§ **What is required**:
Report every line in the listing below where the string "gvSIG" shows up.

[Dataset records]
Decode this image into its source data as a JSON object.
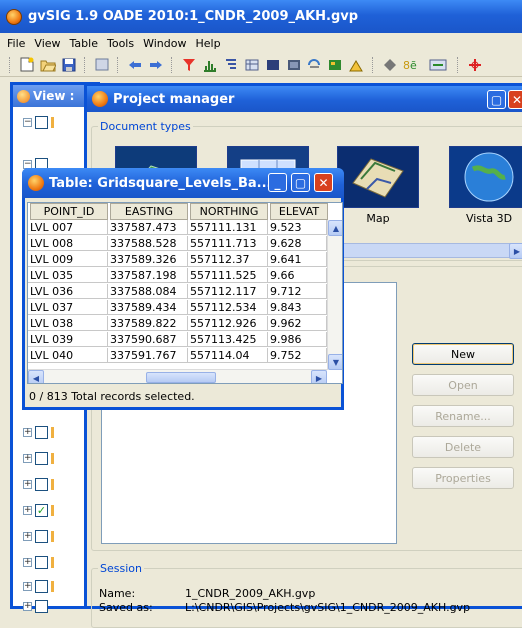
{
  "app": {
    "title": "gvSIG 1.9 OADE 2010:1_CNDR_2009_AKH.gvp"
  },
  "menu": [
    "File",
    "View",
    "Table",
    "Tools",
    "Window",
    "Help"
  ],
  "toolbar_icons": [
    "new-project-icon",
    "open-project-icon",
    "save-project-icon",
    "table-icon",
    "back-icon",
    "forward-icon",
    "filter-icon",
    "statistics-icon",
    "sort-icon",
    "join-icon",
    "link-icon",
    "export-icon",
    "field-calc-icon",
    "add-row-icon",
    "select-all-icon",
    "clear-selection-icon",
    "invert-selection-icon",
    "refresh-icon"
  ],
  "view_window": {
    "title": "View :"
  },
  "project_manager": {
    "title": "Project manager",
    "document_types_label": "Document types",
    "doc_types": [
      {
        "label": "",
        "icon": "view-doc-icon"
      },
      {
        "label": "",
        "icon": "table-doc-icon"
      },
      {
        "label": "Map",
        "icon": "map-doc-icon"
      },
      {
        "label": "Vista 3D",
        "icon": "globe-doc-icon"
      }
    ],
    "buttons": {
      "new": "New",
      "open": "Open",
      "rename": "Rename...",
      "delete": "Delete",
      "properties": "Properties"
    },
    "session": {
      "label": "Session",
      "name_key": "Name:",
      "name_value": "1_CNDR_2009_AKH.gvp",
      "saved_key": "Saved as:",
      "saved_value": "L:\\CNDR\\GIS\\Projects\\gvSIG\\1_CNDR_2009_AKH.gvp"
    }
  },
  "table_window": {
    "title": "Table: Gridsquare_Levels_Ba...",
    "columns": [
      "POINT_ID",
      "EASTING",
      "NORTHING",
      "ELEVAT"
    ],
    "rows": [
      [
        "LVL 007",
        "337587.473",
        "557111.131",
        "9.523"
      ],
      [
        "LVL 008",
        "337588.528",
        "557111.713",
        "9.628"
      ],
      [
        "LVL 009",
        "337589.326",
        "557112.37",
        "9.641"
      ],
      [
        "LVL 035",
        "337587.198",
        "557111.525",
        "9.66"
      ],
      [
        "LVL 036",
        "337588.084",
        "557112.117",
        "9.712"
      ],
      [
        "LVL 037",
        "337589.434",
        "557112.534",
        "9.843"
      ],
      [
        "LVL 038",
        "337589.822",
        "557112.926",
        "9.962"
      ],
      [
        "LVL 039",
        "337590.687",
        "557113.425",
        "9.986"
      ],
      [
        "LVL 040",
        "337591.767",
        "557114.04",
        "9.752"
      ]
    ],
    "status": "0 / 813 Total records selected."
  },
  "colors": {
    "title_blue": "#1f61d8",
    "window_border": "#0a52d6",
    "xp_face": "#ece9d8",
    "close_red": "#d8411e"
  }
}
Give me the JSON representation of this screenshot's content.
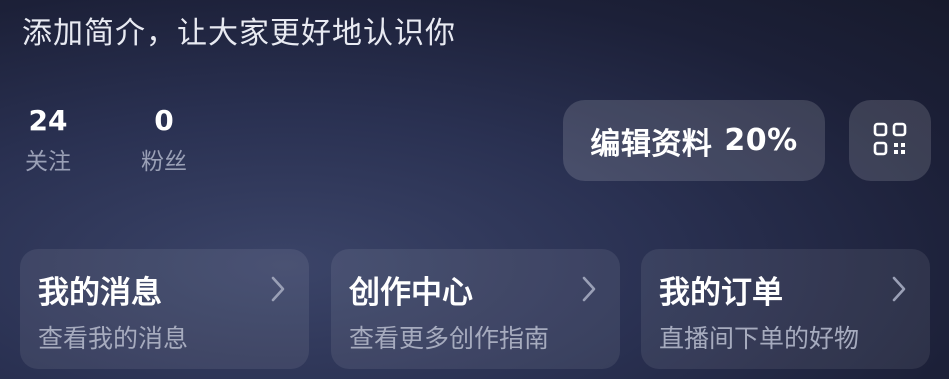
{
  "profile": {
    "bio_placeholder": "添加简介，让大家更好地认识你"
  },
  "stats": [
    {
      "value": "24",
      "label": "关注"
    },
    {
      "value": "0",
      "label": "粉丝"
    }
  ],
  "actions": {
    "edit_profile_label": "编辑资料",
    "edit_profile_percent": "20%",
    "qr_icon": "qr-code-icon"
  },
  "cards": [
    {
      "title": "我的消息",
      "subtitle": "查看我的消息",
      "icon": "chevron-right-icon"
    },
    {
      "title": "创作中心",
      "subtitle": "查看更多创作指南",
      "icon": "chevron-right-icon"
    },
    {
      "title": "我的订单",
      "subtitle": "直播间下单的好物",
      "icon": "chevron-right-icon"
    }
  ]
}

§ **Exercise answer**:
    "title": "gvSIG 1.9 OADE 2010:1_CNDR_2009_AKH.gvp"
      "saved_value": "L:\\CNDR\\GIS\\Projects\\gvSIG\\1_CNDR_2009_AKH.gvp"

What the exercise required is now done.